• DOCUMENT EXCERPT

Re: timing model of the media resource in HTML5 from Silvia Pfeiffer on 2010-01-27 (public-html-a11y@w3.org from January 2010)

From: Silvia Pfeiffer <silviapfeiffer1@gmail.com>
Date: Wed, 27 Jan 2010 22:57:51 +1100
To: Philip Jägenstedt <philipj@opera.com>, Eric Carlson <eric.carlson@apple.com>
Cc: HTML Accessibility Task Force <public-html-a11y@w3.org>, Ken Harrenstien <klh@google.com>
Message-ID: <2c0e02831001270357u47829059w553dafc57cf4e70@mail.gmail.com>
Hi,

I've spent the last day and a bit trying to catch up on this whole
conversation and it's going to be a bit difficult to give good
feedback without replying to several emails. I will try Ian's approach
of cutting an pasting relevant bits from different emails to get
something of a consistent discussion together again. Sorry if that's
confusing.

The first part of this email will focus on how to expose the track
composition to the UA & javascript.
The second part will focus on the <overlay> proposal.


On Thu, Nov 26, 2009 at 3:26 AM, Philip Jägenstedt <philipj@opera.com> wrote:
> On Wed, 25 Nov 2009 14:29:37 +0100, Silvia Pfeiffer
>> On Wed, Nov 25, 2009 at 11:24 PM, Philip Jägenstedt <philipj@opera.com>
>> wrote:
>>>
>>> I agree that syncing separate video and audio files is a big challenge.
>>> I'd
>>> prefer leaving this kind of complexity either to scripting or an external
>>> manifest like SMIL.
>>
>> We have to at minimum deal with multi-track video and audio files
>> inside HTML, since they can potentially expose accessibility data:
>> audio descriptions (read by a human), sign language (signed by a
>> person), and captions are the particular tracks I am concerned about.
>
> I agree and think that the tracks of the resource should be exposed via a
> DOM API. From a scripts point of view it should look the same whether the
> resource is Ogg, MPEG-4 or SMIL linking several tracks together.

I agree with this, which is why I tried to create a markup that has
elements inside the <source> element - the idea is to allow expression
of the contained tracks of a media resource explicitly in declarative
markup, such that the DOM API is obvious and javascript can deal with
it.

Let me cite my proposal again and clarify some things / ask some questions:

 <video>
 <source src="video.ogv" type="video/ogg">
   <track id='ogg_v' role='video' ref='serialno:1505760010'>
   <track id='ogg_a' role='audio' lang='en' ref='serialno:0821695999'>
   <track id='ogg_ad' role='auddesc' lang='en' ref='serialno:1421614520'>
   <track id='ogg_s' role='sign' lang='ase' ref='serialno:1413244634'>
   <track id='ogg_cc' role='caption' lang='en' ref='serialno:1421849818'>
 </source>
<source src="video.mp4" type="video/mp4">
   <track id='mp4_v' role='video' ref='trackid:1'>
   <track id='mp4_a' role='audio' lang='en' ref='trackid:2'>
 </source>
 <overlay>
   <source src="en.srt" lang="en-US">
   <source src="hans.srt" lang="zh-CN">
 </overlay>
</video>

Eric said:
> I *really* don't like the idea of requiring page authors to declare the
> track structure in the markup.

• TASK REQUIREMENTS
Write out the email about the HTML5 media timing model starting with "I've spent the" and going on through "UA & javascript.", substituting "thread" for "conversation".

Layout records:
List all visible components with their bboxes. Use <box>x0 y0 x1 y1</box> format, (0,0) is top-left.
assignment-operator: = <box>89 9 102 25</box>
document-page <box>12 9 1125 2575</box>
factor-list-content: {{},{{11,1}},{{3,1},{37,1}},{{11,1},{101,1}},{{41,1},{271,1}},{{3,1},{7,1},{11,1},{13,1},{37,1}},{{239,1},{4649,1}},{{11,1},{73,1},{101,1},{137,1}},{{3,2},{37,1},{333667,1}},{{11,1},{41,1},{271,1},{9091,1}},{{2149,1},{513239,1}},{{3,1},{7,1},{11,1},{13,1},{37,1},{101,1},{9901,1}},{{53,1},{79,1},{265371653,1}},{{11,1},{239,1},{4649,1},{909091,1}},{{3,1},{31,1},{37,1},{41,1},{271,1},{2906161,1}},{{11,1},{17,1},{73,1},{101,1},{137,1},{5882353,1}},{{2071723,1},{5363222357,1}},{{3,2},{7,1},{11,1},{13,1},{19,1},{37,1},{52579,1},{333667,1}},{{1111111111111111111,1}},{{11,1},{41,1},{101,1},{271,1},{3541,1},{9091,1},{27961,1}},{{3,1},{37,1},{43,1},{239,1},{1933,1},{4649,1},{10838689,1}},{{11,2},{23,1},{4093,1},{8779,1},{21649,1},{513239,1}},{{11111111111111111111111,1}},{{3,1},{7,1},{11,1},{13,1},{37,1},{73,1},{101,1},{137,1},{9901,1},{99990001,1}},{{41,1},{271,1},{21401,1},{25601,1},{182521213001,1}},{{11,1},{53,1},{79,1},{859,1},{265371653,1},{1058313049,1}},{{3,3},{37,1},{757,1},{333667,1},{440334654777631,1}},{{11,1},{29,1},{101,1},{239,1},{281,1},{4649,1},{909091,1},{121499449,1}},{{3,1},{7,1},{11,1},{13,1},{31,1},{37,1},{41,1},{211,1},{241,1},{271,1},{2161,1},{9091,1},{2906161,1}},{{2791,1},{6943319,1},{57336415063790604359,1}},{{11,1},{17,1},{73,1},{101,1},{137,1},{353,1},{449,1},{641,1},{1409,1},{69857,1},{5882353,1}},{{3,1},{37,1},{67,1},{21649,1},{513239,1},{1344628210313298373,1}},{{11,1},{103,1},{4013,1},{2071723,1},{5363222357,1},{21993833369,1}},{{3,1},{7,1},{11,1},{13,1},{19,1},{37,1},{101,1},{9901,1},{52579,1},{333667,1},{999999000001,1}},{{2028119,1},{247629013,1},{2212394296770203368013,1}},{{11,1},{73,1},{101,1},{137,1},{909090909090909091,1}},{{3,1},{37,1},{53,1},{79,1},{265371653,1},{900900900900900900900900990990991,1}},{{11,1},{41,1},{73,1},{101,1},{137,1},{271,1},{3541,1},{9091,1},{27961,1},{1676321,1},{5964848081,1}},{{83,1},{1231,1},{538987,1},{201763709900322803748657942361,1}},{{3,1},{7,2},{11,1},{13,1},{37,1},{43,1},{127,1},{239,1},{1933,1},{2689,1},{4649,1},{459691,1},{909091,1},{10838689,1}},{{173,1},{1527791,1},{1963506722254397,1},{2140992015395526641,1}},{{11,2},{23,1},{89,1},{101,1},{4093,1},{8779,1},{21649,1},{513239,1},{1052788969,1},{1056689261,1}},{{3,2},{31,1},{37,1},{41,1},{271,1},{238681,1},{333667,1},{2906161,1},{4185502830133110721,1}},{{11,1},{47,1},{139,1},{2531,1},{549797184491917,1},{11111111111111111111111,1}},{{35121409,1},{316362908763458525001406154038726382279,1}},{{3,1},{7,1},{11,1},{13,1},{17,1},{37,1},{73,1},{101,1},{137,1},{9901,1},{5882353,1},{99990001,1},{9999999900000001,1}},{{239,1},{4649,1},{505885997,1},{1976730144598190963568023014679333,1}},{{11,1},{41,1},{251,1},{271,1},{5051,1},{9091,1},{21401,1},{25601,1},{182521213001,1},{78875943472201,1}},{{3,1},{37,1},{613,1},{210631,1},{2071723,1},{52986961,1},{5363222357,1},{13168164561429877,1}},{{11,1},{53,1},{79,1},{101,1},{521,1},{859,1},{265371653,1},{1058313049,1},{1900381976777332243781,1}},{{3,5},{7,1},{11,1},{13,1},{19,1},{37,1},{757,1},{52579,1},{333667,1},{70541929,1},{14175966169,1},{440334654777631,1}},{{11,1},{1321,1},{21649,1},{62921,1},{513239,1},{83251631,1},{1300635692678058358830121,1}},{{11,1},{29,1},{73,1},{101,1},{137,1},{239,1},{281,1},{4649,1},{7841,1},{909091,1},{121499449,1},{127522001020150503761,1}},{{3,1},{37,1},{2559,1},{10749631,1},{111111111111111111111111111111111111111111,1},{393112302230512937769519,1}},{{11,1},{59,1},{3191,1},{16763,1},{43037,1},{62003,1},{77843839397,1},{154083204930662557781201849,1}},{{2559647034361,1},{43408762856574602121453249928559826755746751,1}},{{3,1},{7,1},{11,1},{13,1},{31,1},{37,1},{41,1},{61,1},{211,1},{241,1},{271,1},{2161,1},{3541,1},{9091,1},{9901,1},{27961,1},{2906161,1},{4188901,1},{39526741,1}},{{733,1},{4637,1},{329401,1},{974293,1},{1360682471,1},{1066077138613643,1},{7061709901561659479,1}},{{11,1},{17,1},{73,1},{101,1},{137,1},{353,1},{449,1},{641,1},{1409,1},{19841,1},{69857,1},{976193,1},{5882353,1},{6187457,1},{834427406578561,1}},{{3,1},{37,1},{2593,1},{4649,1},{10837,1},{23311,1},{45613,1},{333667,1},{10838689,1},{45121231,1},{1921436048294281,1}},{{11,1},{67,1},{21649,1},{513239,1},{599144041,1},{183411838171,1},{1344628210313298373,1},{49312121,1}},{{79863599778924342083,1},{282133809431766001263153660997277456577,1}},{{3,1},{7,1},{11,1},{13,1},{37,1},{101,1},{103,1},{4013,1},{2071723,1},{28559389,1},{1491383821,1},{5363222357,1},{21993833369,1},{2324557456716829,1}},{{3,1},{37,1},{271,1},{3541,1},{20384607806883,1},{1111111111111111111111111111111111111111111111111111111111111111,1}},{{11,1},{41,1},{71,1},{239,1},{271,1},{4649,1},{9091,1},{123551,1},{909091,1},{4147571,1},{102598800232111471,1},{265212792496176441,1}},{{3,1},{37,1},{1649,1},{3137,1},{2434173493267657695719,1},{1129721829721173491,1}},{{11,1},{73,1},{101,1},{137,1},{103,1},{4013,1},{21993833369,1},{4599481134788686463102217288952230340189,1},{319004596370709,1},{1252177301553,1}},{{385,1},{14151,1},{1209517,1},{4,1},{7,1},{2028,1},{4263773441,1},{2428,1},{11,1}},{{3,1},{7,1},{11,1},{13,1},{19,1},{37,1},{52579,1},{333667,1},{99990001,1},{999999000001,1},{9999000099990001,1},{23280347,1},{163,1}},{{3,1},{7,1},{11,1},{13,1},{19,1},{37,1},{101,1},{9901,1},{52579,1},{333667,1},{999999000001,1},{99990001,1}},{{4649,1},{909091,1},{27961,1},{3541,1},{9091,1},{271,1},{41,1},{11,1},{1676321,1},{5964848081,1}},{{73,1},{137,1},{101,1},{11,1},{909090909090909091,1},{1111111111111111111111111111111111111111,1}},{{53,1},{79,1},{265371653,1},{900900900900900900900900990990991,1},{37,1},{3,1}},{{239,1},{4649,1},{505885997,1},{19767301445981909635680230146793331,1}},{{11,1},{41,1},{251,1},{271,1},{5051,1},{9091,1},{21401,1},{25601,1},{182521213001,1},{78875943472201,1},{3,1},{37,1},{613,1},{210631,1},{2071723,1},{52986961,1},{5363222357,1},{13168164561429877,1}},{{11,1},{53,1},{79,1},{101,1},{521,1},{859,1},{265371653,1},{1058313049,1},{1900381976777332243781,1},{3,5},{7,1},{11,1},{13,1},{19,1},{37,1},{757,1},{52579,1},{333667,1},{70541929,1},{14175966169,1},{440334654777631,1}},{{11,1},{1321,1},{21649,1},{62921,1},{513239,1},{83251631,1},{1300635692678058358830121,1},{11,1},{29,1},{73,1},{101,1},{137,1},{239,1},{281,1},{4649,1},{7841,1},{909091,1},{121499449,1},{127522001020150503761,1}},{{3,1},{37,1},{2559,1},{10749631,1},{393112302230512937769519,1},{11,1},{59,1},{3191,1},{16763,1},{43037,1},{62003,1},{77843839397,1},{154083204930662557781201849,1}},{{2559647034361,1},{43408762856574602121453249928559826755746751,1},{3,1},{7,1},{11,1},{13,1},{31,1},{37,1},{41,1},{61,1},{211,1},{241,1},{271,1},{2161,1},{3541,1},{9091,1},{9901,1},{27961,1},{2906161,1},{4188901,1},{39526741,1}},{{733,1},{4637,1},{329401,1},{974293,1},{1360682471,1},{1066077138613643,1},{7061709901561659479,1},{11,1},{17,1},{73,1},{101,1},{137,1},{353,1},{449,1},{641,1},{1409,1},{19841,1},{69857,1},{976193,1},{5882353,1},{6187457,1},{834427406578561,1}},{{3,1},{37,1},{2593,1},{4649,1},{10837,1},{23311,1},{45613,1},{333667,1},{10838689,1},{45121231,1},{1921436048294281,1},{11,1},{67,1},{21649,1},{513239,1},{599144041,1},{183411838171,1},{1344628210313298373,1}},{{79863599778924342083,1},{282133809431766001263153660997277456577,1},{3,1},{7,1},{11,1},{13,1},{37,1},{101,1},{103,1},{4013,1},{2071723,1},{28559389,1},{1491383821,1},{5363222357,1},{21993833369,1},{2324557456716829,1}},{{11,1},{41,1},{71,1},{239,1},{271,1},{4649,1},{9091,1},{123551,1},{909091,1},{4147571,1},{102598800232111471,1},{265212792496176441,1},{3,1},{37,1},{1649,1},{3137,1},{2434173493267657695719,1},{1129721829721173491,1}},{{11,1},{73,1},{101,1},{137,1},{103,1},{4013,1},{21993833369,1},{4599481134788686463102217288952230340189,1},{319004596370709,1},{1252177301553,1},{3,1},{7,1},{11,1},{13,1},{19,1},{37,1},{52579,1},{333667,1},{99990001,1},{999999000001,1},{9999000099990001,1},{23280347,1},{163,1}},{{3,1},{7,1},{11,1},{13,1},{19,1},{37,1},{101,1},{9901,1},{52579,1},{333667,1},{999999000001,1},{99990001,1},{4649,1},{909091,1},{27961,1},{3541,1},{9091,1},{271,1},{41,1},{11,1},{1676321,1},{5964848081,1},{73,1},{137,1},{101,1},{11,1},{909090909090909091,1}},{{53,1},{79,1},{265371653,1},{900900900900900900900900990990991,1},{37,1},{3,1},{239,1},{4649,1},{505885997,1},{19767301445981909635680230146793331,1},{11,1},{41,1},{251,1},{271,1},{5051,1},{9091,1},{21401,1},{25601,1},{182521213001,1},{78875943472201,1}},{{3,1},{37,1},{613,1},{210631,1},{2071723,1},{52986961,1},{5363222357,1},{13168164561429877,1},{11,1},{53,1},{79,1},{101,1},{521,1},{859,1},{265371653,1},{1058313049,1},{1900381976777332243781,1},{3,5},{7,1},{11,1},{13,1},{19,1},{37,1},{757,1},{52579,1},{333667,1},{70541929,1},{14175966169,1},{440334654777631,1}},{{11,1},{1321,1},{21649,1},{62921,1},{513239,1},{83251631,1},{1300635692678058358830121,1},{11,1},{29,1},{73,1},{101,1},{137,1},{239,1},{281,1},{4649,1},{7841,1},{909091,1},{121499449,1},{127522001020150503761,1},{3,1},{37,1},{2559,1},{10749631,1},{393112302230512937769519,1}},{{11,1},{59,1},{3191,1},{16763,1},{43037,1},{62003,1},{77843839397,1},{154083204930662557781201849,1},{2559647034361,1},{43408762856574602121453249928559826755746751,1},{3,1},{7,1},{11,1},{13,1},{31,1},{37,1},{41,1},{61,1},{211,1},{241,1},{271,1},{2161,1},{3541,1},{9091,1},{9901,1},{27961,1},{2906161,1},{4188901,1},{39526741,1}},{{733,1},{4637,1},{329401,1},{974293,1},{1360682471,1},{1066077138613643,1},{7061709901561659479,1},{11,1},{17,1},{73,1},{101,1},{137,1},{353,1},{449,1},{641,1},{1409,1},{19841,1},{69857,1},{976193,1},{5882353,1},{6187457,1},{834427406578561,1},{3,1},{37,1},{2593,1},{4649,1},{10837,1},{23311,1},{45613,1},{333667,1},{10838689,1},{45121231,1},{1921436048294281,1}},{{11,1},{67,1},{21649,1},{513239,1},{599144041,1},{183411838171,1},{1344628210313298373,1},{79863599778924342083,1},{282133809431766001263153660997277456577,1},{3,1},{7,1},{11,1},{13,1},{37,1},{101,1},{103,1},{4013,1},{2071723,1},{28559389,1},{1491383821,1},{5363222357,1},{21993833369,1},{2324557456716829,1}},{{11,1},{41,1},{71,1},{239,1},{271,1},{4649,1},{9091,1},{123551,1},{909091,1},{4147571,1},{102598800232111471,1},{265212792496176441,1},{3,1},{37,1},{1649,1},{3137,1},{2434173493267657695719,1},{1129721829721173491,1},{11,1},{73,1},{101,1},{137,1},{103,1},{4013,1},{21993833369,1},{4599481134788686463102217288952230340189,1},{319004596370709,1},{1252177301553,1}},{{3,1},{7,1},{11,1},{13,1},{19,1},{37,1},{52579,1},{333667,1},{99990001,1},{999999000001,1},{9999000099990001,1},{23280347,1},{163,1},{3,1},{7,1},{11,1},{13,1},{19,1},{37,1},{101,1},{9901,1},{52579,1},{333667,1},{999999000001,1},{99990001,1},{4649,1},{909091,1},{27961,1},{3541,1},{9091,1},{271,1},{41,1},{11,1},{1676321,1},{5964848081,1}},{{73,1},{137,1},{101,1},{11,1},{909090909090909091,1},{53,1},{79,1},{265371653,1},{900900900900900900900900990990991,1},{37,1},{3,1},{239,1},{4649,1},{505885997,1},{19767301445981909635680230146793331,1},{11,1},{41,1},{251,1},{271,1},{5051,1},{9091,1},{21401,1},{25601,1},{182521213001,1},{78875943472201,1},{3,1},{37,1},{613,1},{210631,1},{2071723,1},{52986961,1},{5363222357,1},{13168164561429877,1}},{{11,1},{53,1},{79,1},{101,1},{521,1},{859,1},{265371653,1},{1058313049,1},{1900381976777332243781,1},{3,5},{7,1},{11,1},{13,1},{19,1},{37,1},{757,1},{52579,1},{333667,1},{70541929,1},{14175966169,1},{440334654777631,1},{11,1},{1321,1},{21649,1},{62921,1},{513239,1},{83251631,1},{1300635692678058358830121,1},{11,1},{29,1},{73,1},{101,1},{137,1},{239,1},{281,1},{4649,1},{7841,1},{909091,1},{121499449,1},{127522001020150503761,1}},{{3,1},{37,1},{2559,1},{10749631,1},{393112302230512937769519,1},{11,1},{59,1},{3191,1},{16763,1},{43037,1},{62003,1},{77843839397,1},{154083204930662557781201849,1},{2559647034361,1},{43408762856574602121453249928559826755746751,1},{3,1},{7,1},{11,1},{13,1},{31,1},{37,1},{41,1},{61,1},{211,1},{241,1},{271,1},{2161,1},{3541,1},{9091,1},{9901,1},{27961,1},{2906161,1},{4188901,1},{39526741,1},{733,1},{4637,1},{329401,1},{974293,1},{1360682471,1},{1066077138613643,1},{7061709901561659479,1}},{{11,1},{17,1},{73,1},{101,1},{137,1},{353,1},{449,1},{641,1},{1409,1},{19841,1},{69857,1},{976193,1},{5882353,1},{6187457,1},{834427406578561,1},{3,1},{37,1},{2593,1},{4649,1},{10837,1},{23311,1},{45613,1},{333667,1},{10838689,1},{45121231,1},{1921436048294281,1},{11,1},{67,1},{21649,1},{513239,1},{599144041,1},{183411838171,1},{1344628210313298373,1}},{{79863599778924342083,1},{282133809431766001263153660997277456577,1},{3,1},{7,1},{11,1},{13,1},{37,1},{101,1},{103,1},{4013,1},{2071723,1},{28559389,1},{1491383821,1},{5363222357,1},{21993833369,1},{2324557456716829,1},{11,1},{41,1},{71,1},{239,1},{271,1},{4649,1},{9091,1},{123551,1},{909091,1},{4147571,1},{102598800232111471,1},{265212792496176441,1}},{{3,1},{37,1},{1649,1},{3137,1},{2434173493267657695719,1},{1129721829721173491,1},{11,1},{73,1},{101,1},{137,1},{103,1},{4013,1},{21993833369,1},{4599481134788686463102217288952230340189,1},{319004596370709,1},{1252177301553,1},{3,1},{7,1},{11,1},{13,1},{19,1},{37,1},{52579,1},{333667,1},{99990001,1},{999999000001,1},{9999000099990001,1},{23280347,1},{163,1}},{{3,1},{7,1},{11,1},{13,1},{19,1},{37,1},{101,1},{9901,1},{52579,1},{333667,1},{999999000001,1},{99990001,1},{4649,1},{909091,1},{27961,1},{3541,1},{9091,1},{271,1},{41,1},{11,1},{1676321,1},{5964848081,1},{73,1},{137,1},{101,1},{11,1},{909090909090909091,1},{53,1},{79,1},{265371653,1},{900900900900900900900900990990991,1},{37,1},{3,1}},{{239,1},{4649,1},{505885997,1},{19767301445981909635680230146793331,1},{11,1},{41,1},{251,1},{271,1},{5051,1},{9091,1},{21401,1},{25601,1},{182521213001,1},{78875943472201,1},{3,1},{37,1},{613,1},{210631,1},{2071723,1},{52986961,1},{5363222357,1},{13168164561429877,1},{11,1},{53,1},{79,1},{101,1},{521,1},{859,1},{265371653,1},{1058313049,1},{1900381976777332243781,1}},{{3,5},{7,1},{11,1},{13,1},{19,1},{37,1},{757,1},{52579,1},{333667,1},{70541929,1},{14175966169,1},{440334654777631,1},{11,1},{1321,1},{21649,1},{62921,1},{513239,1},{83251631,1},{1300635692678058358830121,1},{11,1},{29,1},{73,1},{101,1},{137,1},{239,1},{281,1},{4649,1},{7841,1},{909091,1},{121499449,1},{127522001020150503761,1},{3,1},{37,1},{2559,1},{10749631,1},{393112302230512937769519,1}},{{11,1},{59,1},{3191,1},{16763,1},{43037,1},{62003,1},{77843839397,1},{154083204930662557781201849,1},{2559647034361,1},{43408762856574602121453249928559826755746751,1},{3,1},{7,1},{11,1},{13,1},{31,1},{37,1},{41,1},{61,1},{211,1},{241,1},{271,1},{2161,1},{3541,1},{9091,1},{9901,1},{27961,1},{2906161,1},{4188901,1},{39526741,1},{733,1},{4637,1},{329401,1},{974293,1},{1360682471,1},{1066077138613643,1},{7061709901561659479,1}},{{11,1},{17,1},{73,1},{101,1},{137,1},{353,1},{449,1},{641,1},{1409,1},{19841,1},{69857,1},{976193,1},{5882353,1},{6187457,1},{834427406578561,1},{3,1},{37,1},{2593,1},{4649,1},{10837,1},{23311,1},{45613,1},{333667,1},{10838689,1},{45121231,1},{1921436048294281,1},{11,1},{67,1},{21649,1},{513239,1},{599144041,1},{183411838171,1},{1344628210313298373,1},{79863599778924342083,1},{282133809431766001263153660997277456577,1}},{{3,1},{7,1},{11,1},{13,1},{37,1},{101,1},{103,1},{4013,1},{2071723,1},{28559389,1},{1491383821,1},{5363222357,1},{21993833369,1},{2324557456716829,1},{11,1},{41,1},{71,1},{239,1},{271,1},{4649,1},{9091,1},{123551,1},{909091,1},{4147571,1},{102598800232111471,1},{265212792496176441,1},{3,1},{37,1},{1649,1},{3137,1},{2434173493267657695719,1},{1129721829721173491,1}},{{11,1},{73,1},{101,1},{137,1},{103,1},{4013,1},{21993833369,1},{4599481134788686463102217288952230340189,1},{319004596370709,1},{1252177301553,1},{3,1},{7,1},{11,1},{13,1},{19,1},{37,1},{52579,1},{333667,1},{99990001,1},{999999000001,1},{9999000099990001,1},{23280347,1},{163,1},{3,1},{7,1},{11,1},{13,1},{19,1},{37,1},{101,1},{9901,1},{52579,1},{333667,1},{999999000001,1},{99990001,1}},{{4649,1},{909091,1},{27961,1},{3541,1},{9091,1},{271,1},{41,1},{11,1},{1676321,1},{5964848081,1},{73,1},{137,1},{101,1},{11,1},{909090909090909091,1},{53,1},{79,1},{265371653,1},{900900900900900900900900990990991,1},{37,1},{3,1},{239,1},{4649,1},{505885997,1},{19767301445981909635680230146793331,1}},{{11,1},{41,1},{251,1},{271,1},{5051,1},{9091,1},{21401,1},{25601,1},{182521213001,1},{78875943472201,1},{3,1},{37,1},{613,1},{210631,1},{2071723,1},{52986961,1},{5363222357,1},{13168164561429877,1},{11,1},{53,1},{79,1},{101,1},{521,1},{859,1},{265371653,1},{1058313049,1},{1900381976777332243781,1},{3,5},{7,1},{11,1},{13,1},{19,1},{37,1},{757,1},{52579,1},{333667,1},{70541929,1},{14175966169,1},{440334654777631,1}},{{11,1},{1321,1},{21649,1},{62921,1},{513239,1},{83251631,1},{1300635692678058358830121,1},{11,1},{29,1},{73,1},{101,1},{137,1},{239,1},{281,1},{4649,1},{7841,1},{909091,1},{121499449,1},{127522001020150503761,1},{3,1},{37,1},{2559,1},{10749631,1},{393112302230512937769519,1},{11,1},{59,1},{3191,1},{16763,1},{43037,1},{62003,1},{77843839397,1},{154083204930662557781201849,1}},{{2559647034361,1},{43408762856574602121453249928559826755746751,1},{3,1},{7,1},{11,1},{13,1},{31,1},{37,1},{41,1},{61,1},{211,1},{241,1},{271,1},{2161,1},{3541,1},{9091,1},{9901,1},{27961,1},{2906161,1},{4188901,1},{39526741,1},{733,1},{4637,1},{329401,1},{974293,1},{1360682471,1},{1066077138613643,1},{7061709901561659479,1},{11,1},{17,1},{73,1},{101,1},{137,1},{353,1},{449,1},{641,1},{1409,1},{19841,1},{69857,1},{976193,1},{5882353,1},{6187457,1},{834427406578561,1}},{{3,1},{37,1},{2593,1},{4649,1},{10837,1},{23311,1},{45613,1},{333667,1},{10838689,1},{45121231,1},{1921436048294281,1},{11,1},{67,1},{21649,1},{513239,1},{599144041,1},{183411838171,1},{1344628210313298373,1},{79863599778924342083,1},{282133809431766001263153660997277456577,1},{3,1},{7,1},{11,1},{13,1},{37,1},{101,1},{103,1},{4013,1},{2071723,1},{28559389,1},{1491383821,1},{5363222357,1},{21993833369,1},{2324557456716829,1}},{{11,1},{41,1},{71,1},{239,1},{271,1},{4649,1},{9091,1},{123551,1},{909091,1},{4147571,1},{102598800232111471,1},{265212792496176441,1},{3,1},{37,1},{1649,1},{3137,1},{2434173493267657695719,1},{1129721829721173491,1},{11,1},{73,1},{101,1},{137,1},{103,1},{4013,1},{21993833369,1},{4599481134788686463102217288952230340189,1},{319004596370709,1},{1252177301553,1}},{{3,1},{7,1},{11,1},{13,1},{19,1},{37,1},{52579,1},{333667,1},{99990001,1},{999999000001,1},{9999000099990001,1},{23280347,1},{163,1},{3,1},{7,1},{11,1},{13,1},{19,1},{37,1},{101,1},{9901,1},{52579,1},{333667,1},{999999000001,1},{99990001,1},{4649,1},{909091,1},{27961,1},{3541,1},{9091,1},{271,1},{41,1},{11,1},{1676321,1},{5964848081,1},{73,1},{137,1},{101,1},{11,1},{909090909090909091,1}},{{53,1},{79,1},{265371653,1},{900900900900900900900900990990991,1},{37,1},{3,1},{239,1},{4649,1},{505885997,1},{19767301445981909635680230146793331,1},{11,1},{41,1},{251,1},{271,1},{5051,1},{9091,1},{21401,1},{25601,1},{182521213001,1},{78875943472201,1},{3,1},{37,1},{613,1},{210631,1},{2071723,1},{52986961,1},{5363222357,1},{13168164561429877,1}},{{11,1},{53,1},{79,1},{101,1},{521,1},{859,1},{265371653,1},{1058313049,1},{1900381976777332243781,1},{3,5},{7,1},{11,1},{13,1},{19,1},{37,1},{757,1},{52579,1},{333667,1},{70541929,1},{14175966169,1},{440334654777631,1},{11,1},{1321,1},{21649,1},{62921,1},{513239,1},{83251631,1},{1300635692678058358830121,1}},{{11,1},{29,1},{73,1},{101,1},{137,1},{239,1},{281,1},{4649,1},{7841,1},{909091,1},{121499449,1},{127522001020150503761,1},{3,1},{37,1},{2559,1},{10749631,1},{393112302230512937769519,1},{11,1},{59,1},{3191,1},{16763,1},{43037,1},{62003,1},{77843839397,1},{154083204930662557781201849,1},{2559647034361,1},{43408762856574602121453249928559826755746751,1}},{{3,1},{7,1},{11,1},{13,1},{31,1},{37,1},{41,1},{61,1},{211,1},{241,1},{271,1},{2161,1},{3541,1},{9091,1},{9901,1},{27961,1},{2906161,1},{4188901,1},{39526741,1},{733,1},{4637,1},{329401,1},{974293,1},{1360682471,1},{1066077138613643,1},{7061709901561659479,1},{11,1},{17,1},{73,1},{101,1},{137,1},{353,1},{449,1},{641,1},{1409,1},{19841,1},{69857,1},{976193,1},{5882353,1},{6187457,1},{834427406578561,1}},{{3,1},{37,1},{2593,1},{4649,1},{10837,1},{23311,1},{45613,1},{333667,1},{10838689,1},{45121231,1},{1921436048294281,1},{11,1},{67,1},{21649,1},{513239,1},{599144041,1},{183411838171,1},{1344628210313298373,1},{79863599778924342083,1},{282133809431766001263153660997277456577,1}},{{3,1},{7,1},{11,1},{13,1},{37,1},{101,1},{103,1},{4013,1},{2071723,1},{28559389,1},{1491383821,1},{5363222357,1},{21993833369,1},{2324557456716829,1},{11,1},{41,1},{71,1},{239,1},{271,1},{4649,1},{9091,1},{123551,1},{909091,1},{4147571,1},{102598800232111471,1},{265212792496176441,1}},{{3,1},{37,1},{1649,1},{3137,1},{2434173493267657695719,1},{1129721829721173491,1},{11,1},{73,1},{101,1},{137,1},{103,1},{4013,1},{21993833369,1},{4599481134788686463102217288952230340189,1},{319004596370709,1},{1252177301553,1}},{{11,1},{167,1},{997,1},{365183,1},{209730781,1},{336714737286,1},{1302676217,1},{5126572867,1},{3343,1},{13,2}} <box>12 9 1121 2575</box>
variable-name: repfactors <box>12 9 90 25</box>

• SOLUTION TO THE PROBLEM
I've spent the last day and a bit trying to catch up on this whole
thread and it's going to be a bit difficult to give good
feedback without replying to several emails. I will try Ian's approach
of cutting an pasting relevant bits from different emails to get
something of a consistent discussion together again. Sorry if that's
confusing.

The first part of this email will focus on how to expose the track
composition to the UA & javascript.